▶ **Task requirements**
Write out the whole listing again, exactly as given.

====== Dataset records

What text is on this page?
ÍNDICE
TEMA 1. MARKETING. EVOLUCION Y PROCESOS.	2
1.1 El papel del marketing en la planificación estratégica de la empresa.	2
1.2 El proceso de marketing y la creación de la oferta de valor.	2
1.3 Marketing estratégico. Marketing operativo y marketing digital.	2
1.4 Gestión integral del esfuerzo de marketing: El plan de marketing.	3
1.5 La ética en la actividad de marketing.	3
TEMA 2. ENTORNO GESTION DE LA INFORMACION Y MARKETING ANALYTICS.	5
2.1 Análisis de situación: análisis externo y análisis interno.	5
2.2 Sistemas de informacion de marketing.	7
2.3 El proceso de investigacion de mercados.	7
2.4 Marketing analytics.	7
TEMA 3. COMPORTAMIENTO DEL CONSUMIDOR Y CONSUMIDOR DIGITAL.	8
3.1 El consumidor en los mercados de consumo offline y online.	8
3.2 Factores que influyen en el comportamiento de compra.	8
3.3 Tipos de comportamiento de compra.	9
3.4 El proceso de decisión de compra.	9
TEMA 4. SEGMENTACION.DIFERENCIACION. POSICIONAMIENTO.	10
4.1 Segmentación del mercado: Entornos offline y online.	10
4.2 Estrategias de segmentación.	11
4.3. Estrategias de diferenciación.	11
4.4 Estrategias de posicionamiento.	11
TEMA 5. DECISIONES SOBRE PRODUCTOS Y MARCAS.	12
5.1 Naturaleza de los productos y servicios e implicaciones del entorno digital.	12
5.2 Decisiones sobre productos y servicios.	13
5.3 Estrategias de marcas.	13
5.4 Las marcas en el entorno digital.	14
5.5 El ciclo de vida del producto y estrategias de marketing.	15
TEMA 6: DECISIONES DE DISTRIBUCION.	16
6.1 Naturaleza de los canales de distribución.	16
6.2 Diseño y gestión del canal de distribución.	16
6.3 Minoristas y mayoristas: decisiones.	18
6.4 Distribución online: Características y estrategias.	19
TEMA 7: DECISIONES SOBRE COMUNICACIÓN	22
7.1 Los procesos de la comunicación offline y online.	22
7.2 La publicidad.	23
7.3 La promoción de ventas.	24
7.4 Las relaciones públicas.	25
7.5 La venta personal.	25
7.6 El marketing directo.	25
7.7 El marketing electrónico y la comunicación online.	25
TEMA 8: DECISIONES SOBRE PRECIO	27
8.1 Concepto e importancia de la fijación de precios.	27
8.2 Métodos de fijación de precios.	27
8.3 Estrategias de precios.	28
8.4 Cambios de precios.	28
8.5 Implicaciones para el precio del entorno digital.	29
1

============

▶ **Answer**
What text is on this page?
ÍNDICE
TEMA 1. MARKETING. EVOLUCION Y PROCESOS.	2
1.1 El papel del marketing en la planificación estratégica de la empresa.	2
1.2 El proceso de marketing y la creación de la oferta de valor.	2
1.3 Marketing estratégico. Marketing operativo y marketing digital.	2
1.4 Gestión integral del esfuerzo de marketing: El plan de marketing.	3
1.5 La ética en la actividad de marketing.	3
TEMA 2. ENTORNO GESTION DE LA INFORMACION Y MARKETING ANALYTICS.	5
2.1 Análisis de situación: análisis externo y análisis interno.	5
2.2 Sistemas de informacion de marketing.	7
2.3 El proceso de investigacion de mercados.	7
2.4 Marketing analytics.	7
TEMA 3. COMPORTAMIENTO DEL CONSUMIDOR Y CONSUMIDOR DIGITAL.	8
3.1 El consumidor en los mercados de consumo offline y online.	8
3.2 Factores que influyen en el comportamiento de compra.	8
3.3 Tipos de comportamiento de compra.	9
3.4 El proceso de decisión de compra.	9
TEMA 4. SEGMENTACION.DIFERENCIACION. POSICIONAMIENTO.	10
4.1 Segmentación del mercado: Entornos offline y online.	10
4.2 Estrategias de segmentación.	11
4.3. Estrategias de diferenciación.	11
4.4 Estrategias de posicionamiento.	11
TEMA 5. DECISIONES SOBRE PRODUCTOS Y MARCAS.	12
5.1 Naturaleza de los productos y servicios e implicaciones del entorno digital.	12
5.2 Decisiones sobre productos y servicios.	13
5.3 Estrategias de marcas.	13
5.4 Las marcas en el entorno digital.	14
5.5 El ciclo de vida del producto y estrategias de marketing.	15
TEMA 6: DECISIONES DE DISTRIBUCION.	16
6.1 Naturaleza de los canales de distribución.	16
6.2 Diseño y gestión del canal de distribución.	16
6.3 Minoristas y mayoristas: decisiones.	18
6.4 Distribución online: Características y estrategias.	19
TEMA 7: DECISIONES SOBRE COMUNICACIÓN	22
7.1 Los procesos de la comunicación offline y online.	22
7.2 La publicidad.	23
7.3 La promoción de ventas.	24
7.4 Las relaciones públicas.	25
7.5 La venta personal.	25
7.6 El marketing directo.	25
7.7 El marketing electrónico y la comunicación online.	25
TEMA 8: DECISIONES SOBRE PRECIO	27
8.1 Concepto e importancia de la fijación de precios.	27
8.2 Métodos de fijación de precios.	27
8.3 Estrategias de precios.	28
8.4 Cambios de precios.	28
8.5 Implicaciones para el precio del entorno digital.	29
1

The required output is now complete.